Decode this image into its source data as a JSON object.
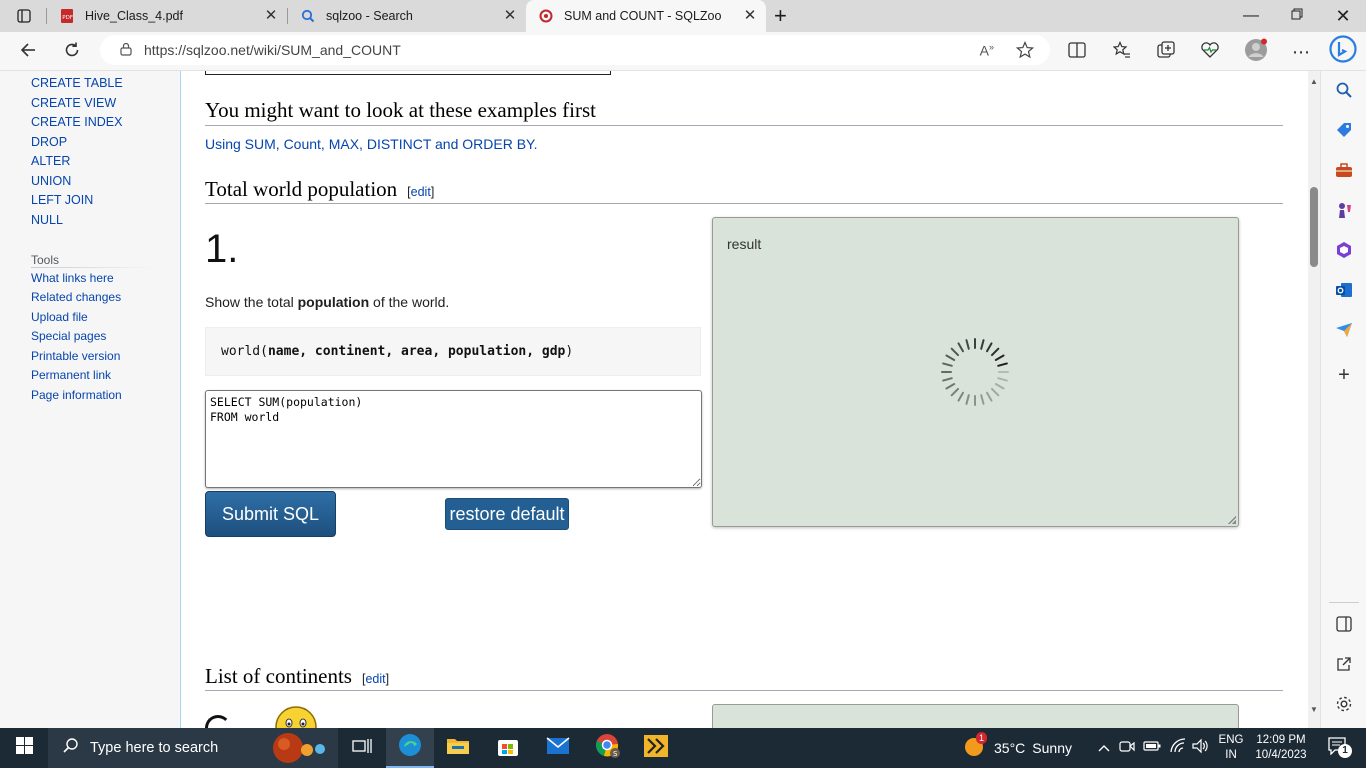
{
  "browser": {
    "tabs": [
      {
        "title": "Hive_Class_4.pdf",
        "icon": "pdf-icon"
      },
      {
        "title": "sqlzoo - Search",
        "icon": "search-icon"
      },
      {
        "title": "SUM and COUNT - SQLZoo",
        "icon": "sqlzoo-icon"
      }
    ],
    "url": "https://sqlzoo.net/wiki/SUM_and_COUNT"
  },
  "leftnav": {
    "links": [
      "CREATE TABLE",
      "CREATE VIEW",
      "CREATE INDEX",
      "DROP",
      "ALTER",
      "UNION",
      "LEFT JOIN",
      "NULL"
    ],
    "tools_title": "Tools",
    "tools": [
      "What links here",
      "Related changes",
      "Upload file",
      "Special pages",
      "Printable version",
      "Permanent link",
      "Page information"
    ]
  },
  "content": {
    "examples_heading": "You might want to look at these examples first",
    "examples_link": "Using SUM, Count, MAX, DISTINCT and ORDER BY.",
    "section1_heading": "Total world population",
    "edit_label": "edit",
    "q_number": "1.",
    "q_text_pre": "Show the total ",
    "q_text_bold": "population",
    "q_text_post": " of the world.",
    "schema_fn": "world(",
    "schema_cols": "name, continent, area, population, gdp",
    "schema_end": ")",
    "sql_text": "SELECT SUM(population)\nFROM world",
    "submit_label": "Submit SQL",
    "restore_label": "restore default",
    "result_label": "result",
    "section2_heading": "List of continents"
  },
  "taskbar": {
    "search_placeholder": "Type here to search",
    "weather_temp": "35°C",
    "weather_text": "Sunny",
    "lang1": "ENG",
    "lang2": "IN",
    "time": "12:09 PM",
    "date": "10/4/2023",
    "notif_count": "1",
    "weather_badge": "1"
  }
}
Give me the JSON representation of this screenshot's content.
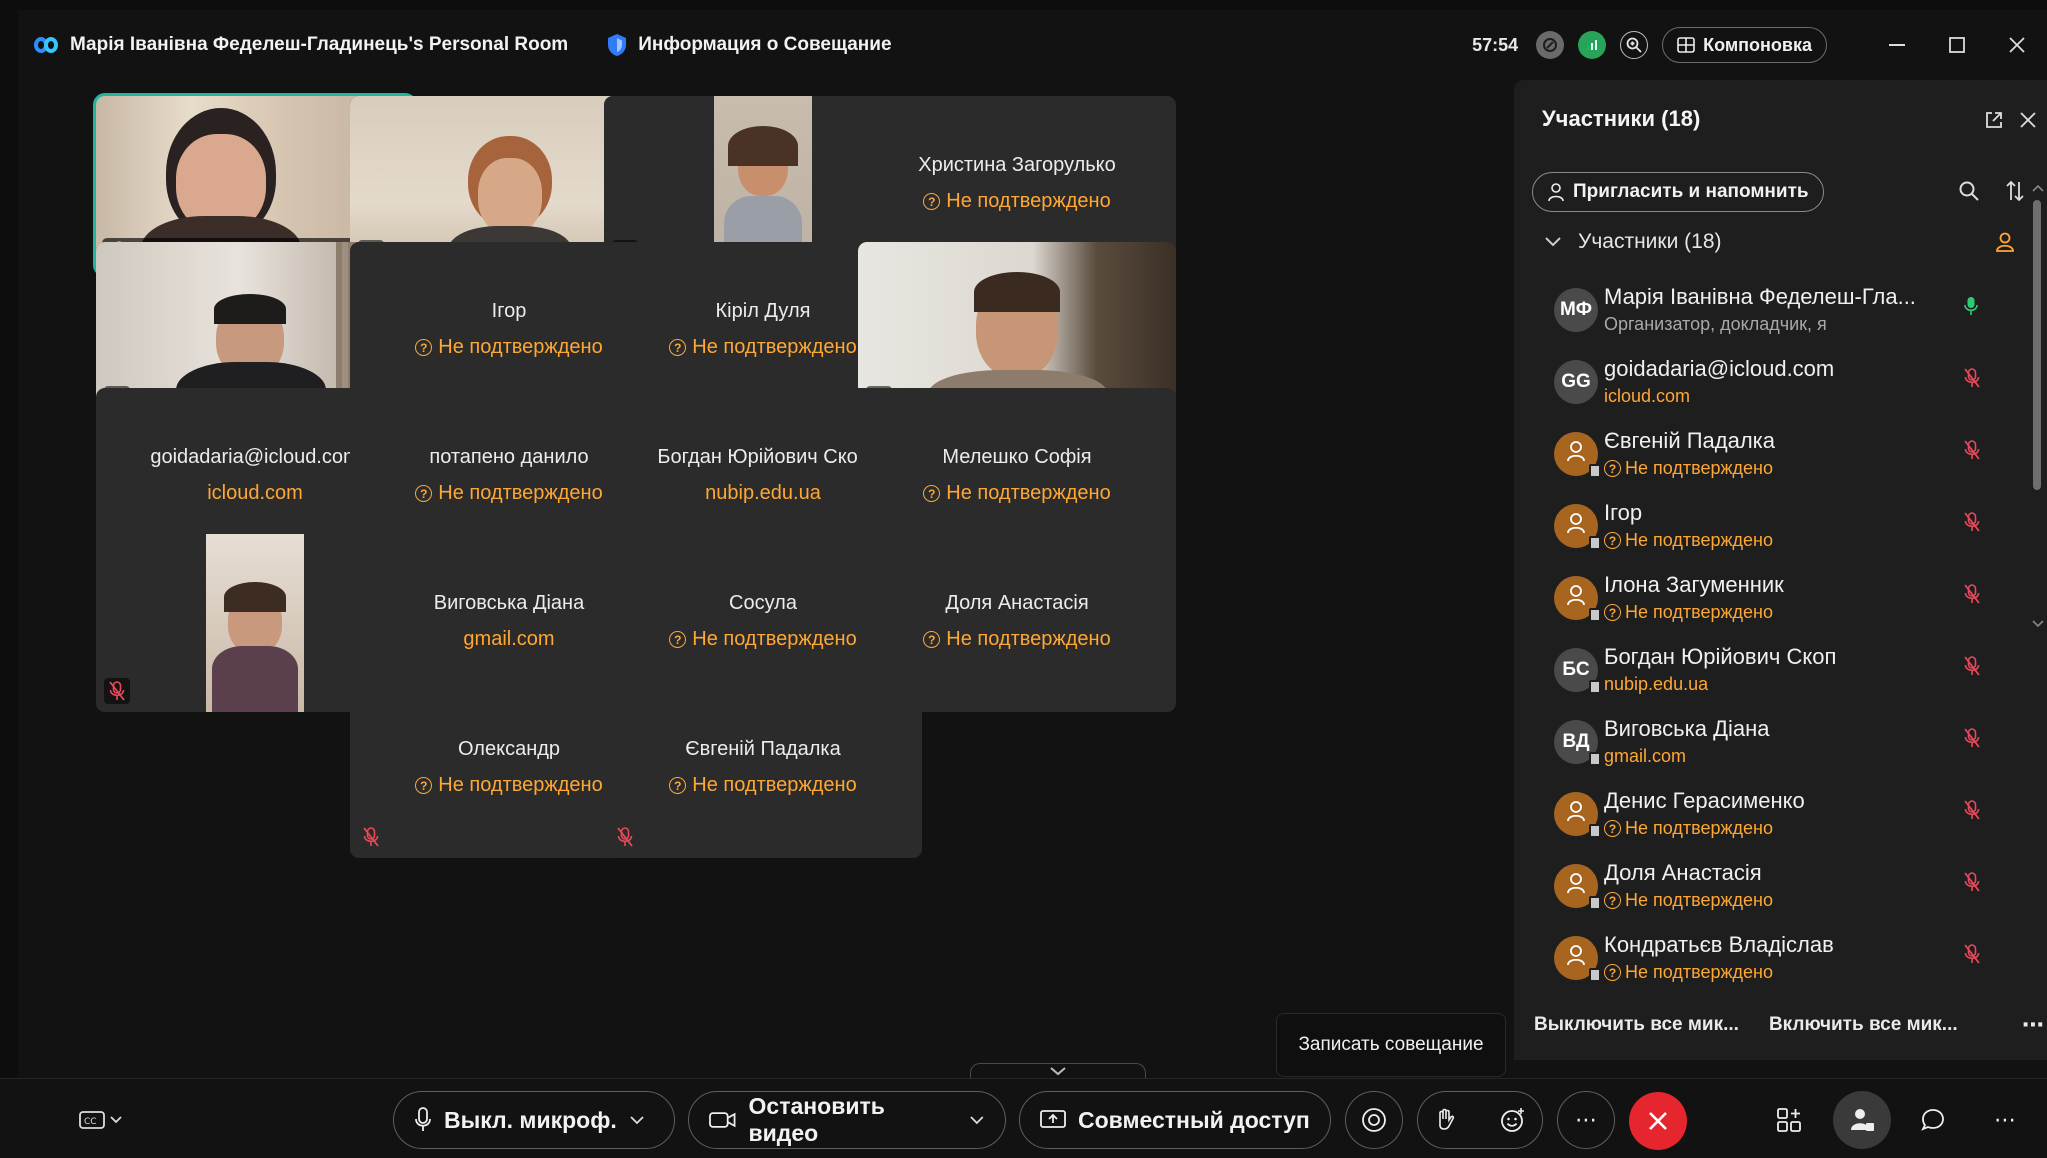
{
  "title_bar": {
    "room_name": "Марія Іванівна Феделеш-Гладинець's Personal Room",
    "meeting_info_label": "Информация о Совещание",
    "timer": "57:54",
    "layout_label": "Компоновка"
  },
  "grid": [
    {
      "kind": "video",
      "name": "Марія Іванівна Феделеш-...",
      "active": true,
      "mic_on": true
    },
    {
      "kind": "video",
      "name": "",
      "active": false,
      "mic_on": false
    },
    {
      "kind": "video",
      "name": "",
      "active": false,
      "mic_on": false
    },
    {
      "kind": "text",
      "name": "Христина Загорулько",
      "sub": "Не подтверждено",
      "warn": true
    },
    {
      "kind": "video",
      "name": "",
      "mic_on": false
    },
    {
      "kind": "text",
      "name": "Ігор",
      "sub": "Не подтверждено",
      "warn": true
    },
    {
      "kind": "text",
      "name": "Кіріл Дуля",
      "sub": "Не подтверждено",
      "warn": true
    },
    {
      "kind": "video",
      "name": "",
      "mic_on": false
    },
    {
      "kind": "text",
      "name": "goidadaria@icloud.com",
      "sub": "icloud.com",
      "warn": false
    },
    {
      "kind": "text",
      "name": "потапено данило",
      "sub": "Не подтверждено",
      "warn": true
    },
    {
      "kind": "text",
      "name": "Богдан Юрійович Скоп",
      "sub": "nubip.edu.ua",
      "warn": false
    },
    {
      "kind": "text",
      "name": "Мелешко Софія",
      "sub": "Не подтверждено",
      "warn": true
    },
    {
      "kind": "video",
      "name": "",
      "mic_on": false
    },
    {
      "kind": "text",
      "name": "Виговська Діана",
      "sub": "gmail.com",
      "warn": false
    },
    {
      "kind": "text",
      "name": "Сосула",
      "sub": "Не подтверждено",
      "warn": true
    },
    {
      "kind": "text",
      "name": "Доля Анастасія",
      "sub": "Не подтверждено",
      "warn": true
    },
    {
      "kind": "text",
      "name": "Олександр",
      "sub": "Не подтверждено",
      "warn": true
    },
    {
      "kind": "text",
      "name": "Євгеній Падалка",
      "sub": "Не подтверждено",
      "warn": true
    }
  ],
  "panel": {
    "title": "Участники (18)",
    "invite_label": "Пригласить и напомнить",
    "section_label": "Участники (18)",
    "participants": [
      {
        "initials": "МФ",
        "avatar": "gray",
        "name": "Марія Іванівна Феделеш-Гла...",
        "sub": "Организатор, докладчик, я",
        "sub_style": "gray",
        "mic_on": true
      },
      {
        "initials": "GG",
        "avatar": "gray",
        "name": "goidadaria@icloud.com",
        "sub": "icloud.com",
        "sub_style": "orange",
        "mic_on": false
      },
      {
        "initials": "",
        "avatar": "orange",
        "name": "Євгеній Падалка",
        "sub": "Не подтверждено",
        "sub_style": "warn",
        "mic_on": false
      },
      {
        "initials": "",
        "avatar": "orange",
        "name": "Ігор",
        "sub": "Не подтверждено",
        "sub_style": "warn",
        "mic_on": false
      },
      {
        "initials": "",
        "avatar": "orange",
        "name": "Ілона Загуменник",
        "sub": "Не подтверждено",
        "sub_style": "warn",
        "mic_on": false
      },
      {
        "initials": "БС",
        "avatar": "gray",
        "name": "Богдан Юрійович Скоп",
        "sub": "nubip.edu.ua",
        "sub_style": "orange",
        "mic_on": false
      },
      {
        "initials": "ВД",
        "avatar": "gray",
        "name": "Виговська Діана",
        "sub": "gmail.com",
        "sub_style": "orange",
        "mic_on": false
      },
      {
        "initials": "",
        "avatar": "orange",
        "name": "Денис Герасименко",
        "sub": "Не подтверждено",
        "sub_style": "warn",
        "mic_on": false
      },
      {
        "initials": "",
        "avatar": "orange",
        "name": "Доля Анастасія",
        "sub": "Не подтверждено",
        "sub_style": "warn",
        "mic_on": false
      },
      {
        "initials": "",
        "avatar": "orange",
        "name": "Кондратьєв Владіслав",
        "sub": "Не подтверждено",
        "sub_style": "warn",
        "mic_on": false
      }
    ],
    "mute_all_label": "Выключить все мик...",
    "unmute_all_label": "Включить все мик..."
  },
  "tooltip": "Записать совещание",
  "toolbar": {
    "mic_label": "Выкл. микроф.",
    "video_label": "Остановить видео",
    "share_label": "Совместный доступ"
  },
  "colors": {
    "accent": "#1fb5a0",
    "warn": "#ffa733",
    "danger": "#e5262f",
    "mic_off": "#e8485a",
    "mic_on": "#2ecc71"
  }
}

#### [What the exercise asks]
Find the lines above that include the string "Юрійович" and copy them.

#### [Written solution]
      "name": "Богдан Юрійович Скоп",
        "name": "Богдан Юрійович Скоп",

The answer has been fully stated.